Count the lines below that contain the string "series", treating case as significant, and give only the number.

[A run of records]
=-=-=-=-=

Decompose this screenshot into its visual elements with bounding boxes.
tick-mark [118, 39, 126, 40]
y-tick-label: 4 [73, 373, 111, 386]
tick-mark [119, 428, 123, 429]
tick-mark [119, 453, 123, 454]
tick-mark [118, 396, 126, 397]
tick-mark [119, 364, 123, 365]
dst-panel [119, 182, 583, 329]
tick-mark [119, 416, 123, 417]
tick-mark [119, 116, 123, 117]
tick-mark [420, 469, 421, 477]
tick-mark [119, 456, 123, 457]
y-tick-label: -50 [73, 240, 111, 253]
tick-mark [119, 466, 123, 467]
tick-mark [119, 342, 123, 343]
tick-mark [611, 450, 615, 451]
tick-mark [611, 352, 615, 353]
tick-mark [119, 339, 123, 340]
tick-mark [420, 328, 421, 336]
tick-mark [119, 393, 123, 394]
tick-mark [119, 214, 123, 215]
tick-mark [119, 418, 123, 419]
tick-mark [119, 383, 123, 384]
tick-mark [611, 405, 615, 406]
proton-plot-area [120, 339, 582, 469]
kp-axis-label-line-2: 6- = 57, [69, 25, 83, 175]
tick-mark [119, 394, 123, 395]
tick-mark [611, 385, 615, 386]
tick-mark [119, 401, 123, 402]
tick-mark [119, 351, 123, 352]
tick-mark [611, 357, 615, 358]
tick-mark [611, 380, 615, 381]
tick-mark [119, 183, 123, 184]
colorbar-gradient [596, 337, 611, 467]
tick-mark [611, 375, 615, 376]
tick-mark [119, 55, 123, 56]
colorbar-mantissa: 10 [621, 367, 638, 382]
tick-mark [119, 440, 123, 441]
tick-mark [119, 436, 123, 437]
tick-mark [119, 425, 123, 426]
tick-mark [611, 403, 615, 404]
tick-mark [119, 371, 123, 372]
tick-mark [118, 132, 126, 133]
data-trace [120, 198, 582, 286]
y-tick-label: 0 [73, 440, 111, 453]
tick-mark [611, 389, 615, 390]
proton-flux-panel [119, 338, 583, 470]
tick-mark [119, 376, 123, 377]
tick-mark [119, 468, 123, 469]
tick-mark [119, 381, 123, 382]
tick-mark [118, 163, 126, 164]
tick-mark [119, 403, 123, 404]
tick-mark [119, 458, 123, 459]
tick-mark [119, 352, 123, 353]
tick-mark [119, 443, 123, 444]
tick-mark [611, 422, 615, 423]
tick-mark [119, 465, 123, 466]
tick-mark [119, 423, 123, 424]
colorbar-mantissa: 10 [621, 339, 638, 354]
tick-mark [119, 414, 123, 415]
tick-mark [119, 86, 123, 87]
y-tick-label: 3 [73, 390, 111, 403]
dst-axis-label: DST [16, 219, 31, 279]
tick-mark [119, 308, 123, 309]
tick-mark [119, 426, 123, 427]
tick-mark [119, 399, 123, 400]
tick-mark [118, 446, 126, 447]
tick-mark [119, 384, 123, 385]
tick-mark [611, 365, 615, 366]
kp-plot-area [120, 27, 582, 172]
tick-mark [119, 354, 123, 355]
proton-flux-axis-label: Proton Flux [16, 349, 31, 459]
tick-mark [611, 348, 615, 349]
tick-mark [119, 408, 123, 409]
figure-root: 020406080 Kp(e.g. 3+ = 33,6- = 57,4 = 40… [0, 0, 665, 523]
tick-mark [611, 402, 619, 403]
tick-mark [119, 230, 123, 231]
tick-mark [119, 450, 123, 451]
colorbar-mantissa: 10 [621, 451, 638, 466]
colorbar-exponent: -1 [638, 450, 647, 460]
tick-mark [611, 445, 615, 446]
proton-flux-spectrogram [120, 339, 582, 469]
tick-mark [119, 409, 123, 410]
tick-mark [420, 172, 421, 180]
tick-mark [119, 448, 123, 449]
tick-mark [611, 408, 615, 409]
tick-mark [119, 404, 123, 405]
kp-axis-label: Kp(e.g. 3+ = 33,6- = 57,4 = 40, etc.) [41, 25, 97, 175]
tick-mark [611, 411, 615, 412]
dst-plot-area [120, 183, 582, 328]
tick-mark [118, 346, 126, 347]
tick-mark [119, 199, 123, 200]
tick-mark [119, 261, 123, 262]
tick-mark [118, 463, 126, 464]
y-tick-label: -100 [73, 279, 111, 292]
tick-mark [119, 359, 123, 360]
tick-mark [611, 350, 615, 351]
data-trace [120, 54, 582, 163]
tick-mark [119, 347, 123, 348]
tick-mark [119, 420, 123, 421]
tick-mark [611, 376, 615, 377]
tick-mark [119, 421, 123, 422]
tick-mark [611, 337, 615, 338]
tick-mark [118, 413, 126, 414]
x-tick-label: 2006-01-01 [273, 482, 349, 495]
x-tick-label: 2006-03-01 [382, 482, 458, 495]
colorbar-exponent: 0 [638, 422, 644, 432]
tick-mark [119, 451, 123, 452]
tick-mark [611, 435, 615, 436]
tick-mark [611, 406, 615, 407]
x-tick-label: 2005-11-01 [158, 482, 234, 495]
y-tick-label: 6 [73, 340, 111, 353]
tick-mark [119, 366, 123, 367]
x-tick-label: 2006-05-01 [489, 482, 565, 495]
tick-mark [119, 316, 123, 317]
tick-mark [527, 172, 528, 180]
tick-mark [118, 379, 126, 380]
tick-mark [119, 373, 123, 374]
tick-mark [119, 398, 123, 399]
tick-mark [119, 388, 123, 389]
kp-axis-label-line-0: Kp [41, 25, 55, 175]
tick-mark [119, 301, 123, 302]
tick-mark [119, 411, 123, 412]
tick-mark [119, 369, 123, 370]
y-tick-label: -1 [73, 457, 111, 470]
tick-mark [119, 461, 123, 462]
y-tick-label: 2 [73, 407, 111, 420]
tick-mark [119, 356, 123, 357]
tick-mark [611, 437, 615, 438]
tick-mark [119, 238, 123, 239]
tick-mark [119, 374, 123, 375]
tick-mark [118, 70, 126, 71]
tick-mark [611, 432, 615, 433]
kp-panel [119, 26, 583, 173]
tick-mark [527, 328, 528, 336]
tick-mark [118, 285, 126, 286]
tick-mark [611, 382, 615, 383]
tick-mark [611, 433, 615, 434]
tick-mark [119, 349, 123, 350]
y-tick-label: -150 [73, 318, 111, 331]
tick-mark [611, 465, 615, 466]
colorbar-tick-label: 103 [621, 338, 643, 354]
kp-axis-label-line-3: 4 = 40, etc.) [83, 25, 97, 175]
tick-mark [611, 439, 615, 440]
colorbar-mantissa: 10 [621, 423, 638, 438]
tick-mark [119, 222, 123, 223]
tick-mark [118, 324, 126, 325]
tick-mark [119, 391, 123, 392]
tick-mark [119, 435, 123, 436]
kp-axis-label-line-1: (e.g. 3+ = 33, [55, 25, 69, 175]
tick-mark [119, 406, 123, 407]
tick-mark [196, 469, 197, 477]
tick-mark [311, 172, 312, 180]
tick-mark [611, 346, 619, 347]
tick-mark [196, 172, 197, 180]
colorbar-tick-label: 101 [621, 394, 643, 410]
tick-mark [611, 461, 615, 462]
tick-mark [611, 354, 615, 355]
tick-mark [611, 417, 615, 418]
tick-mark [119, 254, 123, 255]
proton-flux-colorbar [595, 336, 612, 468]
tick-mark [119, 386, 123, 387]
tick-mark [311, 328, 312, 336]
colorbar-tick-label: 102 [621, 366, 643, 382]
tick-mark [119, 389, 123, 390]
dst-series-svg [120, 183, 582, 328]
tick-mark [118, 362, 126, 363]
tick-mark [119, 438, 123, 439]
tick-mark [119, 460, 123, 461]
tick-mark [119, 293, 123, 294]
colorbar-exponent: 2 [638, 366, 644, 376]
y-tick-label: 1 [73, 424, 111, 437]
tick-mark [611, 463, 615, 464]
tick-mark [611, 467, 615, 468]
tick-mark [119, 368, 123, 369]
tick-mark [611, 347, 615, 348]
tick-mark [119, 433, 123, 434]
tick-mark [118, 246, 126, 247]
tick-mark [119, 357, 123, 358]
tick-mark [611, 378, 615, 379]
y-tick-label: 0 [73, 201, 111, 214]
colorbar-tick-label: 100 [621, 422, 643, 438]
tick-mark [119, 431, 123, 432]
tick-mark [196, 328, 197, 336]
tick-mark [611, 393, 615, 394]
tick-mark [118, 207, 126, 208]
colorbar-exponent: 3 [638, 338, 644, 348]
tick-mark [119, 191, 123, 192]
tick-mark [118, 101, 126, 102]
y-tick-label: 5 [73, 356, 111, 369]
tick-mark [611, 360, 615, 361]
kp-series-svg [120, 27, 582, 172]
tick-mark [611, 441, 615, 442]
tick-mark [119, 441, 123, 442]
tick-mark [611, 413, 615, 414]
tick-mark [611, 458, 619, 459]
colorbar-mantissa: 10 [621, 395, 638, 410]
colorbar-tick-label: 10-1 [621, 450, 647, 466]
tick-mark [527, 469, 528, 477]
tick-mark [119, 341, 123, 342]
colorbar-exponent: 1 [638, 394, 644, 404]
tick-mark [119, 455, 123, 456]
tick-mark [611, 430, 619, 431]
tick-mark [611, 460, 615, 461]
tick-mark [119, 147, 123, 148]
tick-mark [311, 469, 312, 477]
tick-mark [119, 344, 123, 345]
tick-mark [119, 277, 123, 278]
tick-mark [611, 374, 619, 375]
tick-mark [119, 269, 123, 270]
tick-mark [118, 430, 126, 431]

=-=-=-=-=

• [Solved problem] 2